▶ Problem details: Each line containing the word "населению" needs to be copied.

▶ Exercise data:
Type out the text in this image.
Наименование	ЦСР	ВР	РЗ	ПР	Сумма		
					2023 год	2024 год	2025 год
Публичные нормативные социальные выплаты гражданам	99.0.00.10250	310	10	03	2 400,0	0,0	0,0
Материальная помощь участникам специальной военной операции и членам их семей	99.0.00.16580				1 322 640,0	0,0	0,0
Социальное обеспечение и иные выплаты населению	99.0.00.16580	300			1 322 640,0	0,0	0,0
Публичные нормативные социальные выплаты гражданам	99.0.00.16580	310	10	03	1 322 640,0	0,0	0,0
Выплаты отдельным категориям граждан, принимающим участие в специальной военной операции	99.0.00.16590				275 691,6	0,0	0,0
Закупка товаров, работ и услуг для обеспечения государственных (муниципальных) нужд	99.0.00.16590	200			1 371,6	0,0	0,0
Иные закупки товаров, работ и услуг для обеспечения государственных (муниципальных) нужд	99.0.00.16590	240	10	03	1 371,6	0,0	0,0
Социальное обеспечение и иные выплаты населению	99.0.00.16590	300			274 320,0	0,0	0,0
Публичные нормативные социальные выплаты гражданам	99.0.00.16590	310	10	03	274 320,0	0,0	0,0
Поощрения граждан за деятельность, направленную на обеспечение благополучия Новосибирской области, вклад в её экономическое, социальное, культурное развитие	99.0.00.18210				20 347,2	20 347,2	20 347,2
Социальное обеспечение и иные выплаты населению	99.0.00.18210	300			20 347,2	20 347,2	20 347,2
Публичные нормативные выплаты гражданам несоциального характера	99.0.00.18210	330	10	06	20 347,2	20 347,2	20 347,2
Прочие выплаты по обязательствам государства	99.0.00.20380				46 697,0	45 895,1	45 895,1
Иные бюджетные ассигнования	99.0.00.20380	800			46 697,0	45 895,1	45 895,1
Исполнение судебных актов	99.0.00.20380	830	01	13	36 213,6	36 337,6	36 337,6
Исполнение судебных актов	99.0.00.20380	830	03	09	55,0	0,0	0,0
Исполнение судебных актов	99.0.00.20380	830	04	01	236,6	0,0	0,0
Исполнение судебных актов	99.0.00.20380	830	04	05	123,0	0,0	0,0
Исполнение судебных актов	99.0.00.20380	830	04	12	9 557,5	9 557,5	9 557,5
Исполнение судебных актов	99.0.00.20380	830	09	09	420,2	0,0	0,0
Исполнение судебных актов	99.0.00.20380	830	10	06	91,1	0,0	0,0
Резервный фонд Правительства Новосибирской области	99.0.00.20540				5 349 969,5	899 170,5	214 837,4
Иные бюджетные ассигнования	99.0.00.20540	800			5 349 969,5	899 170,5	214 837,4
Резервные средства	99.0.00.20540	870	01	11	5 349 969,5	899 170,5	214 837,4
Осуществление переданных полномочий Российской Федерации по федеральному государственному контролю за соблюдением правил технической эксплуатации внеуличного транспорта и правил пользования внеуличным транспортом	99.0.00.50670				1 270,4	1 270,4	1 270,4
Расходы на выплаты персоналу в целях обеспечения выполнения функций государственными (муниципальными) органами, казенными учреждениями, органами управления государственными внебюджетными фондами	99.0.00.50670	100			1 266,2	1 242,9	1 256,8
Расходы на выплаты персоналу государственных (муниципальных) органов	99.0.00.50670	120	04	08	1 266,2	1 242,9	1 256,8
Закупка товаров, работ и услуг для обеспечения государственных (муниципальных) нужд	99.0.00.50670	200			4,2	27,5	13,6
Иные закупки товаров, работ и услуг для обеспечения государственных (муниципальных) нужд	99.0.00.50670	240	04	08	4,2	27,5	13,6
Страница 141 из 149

▶ Finished task:
Социальное обеспечение и иные выплаты населению	99.0.00.16580	300			1 322 640,0	0,0	0,0
Социальное обеспечение и иные выплаты населению	99.0.00.16590	300			274 320,0	0,0	0,0
Социальное обеспечение и иные выплаты населению	99.0.00.18210	300			20 347,2	20 347,2	20 347,2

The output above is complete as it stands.